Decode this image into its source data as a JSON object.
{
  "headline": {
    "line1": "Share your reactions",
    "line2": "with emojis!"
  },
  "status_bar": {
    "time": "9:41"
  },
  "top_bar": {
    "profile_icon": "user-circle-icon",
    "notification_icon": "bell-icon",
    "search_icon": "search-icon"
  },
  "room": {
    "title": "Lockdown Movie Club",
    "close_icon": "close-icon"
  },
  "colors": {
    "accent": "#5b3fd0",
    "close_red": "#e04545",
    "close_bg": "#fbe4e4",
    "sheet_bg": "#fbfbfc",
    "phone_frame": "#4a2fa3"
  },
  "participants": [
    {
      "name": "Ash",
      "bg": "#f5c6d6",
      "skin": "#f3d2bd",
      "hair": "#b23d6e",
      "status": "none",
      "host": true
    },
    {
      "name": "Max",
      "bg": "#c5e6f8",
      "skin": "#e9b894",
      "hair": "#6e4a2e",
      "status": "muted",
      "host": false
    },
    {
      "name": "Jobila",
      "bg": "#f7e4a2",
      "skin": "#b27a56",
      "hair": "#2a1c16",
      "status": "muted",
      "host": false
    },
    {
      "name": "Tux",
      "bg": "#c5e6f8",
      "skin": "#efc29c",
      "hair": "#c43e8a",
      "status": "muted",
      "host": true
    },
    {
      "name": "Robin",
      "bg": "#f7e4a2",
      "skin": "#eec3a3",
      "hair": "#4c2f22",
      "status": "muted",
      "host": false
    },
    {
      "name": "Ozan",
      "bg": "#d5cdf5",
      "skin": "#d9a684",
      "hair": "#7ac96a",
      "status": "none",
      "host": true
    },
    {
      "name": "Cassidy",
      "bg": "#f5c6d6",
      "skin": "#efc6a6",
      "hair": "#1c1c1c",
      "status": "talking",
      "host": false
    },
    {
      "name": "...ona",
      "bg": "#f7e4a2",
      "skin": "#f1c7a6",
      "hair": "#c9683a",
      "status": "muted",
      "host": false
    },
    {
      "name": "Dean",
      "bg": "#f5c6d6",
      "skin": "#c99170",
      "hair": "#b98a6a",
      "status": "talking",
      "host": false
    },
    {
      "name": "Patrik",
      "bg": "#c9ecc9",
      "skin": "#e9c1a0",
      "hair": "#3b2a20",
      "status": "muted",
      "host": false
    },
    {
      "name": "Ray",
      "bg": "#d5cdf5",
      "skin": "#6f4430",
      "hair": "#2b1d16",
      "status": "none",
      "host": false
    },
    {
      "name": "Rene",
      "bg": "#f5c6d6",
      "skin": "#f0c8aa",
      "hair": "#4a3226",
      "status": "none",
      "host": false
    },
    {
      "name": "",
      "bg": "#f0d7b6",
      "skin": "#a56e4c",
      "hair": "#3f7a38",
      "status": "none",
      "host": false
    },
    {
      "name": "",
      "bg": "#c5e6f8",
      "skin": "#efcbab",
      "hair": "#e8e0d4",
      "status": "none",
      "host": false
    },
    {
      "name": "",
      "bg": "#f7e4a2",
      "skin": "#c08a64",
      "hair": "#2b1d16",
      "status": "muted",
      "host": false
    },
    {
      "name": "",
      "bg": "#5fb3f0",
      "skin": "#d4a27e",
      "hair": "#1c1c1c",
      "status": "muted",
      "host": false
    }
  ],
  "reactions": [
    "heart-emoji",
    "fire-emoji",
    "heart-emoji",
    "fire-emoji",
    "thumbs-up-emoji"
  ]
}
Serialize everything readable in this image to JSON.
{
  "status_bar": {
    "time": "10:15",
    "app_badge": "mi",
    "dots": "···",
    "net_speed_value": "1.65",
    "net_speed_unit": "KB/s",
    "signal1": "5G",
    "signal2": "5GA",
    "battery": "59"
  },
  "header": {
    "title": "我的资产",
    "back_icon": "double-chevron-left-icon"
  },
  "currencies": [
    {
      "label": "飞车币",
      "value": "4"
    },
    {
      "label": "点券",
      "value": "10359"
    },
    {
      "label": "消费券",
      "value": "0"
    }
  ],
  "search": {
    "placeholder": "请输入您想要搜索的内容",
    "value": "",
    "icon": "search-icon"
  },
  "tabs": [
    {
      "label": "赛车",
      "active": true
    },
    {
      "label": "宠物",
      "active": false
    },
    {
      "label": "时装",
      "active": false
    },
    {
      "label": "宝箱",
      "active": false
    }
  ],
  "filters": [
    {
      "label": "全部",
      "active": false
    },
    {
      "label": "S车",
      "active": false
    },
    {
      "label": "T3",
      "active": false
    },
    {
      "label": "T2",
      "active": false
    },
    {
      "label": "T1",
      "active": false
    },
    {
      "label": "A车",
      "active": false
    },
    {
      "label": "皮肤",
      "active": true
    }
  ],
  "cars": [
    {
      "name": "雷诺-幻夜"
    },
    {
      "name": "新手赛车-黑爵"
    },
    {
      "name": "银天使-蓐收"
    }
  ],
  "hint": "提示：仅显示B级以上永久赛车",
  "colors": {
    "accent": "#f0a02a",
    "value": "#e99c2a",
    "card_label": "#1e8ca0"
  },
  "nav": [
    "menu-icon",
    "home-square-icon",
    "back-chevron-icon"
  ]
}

## What to produce
Copy out the material above in its entirety. Every detail must match.

## Solution
Decode this image into its source data as a JSON object.
{
  "headline": {
    "line1": "Share your reactions",
    "line2": "with emojis!"
  },
  "status_bar": {
    "time": "9:41"
  },
  "top_bar": {
    "profile_icon": "user-circle-icon",
    "notification_icon": "bell-icon",
    "search_icon": "search-icon"
  },
  "room": {
    "title": "Lockdown Movie Club",
    "close_icon": "close-icon"
  },
  "colors": {
    "accent": "#5b3fd0",
    "close_red": "#e04545",
    "close_bg": "#fbe4e4",
    "sheet_bg": "#fbfbfc",
    "phone_frame": "#4a2fa3"
  },
  "participants": [
    {
      "name": "Ash",
      "bg": "#f5c6d6",
      "skin": "#f3d2bd",
      "hair": "#b23d6e",
      "status": "none",
      "host": true
    },
    {
      "name": "Max",
      "bg": "#c5e6f8",
      "skin": "#e9b894",
      "hair": "#6e4a2e",
      "status": "muted",
      "host": false
    },
    {
      "name": "Jobila",
      "bg": "#f7e4a2",
      "skin": "#b27a56",
      "hair": "#2a1c16",
      "status": "muted",
      "host": false
    },
    {
      "name": "Tux",
      "bg": "#c5e6f8",
      "skin": "#efc29c",
      "hair": "#c43e8a",
      "status": "muted",
      "host": true
    },
    {
      "name": "Robin",
      "bg": "#f7e4a2",
      "skin": "#eec3a3",
      "hair": "#4c2f22",
      "status": "muted",
      "host": false
    },
    {
      "name": "Ozan",
      "bg": "#d5cdf5",
      "skin": "#d9a684",
      "hair": "#7ac96a",
      "status": "none",
      "host": true
    },
    {
      "name": "Cassidy",
      "bg": "#f5c6d6",
      "skin": "#efc6a6",
      "hair": "#1c1c1c",
      "status": "talking",
      "host": false
    },
    {
      "name": "...ona",
      "bg": "#f7e4a2",
      "skin": "#f1c7a6",
      "hair": "#c9683a",
      "status": "muted",
      "host": false
    },
    {
      "name": "Dean",
      "bg": "#f5c6d6",
      "skin": "#c99170",
      "hair": "#b98a6a",
      "status": "talking",
      "host": false
    },
    {
      "name": "Patrik",
      "bg": "#c9ecc9",
      "skin": "#e9c1a0",
      "hair": "#3b2a20",
      "status": "muted",
      "host": false
    },
    {
      "name": "Ray",
      "bg": "#d5cdf5",
      "skin": "#6f4430",
      "hair": "#2b1d16",
      "status": "none",
      "host": false
    },
    {
      "name": "Rene",
      "bg": "#f5c6d6",
      "skin": "#f0c8aa",
      "hair": "#4a3226",
      "status": "none",
      "host": false
    },
    {
      "name": "",
      "bg": "#f0d7b6",
      "skin": "#a56e4c",
      "hair": "#3f7a38",
      "status": "none",
      "host": false
    },
    {
      "name": "",
      "bg": "#c5e6f8",
      "skin": "#efcbab",
      "hair": "#e8e0d4",
      "status": "none",
      "host": false
    },
    {
      "name": "",
      "bg": "#f7e4a2",
      "skin": "#c08a64",
      "hair": "#2b1d16",
      "status": "muted",
      "host": false
    },
    {
      "name": "",
      "bg": "#5fb3f0",
      "skin": "#d4a27e",
      "hair": "#1c1c1c",
      "status": "muted",
      "host": false
    }
  ],
  "reactions": [
    "heart-emoji",
    "fire-emoji",
    "heart-emoji",
    "fire-emoji",
    "thumbs-up-emoji"
  ]
}
Serialize everything readable in this image to JSON.
{
  "status_bar": {
    "time": "10:15",
    "app_badge": "mi",
    "dots": "···",
    "net_speed_value": "1.65",
    "net_speed_unit": "KB/s",
    "signal1": "5G",
    "signal2": "5GA",
    "battery": "59"
  },
  "header": {
    "title": "我的资产",
    "back_icon": "double-chevron-left-icon"
  },
  "currencies": [
    {
      "label": "飞车币",
      "value": "4"
    },
    {
      "label": "点券",
      "value": "10359"
    },
    {
      "label": "消费券",
      "value": "0"
    }
  ],
  "search": {
    "placeholder": "请输入您想要搜索的内容",
    "value": "",
    "icon": "search-icon"
  },
  "tabs": [
    {
      "label": "赛车",
      "active": true
    },
    {
      "label": "宠物",
      "active": false
    },
    {
      "label": "时装",
      "active": false
    },
    {
      "label": "宝箱",
      "active": false
    }
  ],
  "filters": [
    {
      "label": "全部",
      "active": false
    },
    {
      "label": "S车",
      "active": false
    },
    {
      "label": "T3",
      "active": false
    },
    {
      "label": "T2",
      "active": false
    },
    {
      "label": "T1",
      "active": false
    },
    {
      "label": "A车",
      "active": false
    },
    {
      "label": "皮肤",
      "active": true
    }
  ],
  "cars": [
    {
      "name": "雷诺-幻夜"
    },
    {
      "name": "新手赛车-黑爵"
    },
    {
      "name": "银天使-蓐收"
    }
  ],
  "hint": "提示：仅显示B级以上永久赛车",
  "colors": {
    "accent": "#f0a02a",
    "value": "#e99c2a",
    "card_label": "#1e8ca0"
  },
  "nav": [
    "menu-icon",
    "home-square-icon",
    "back-chevron-icon"
  ]
}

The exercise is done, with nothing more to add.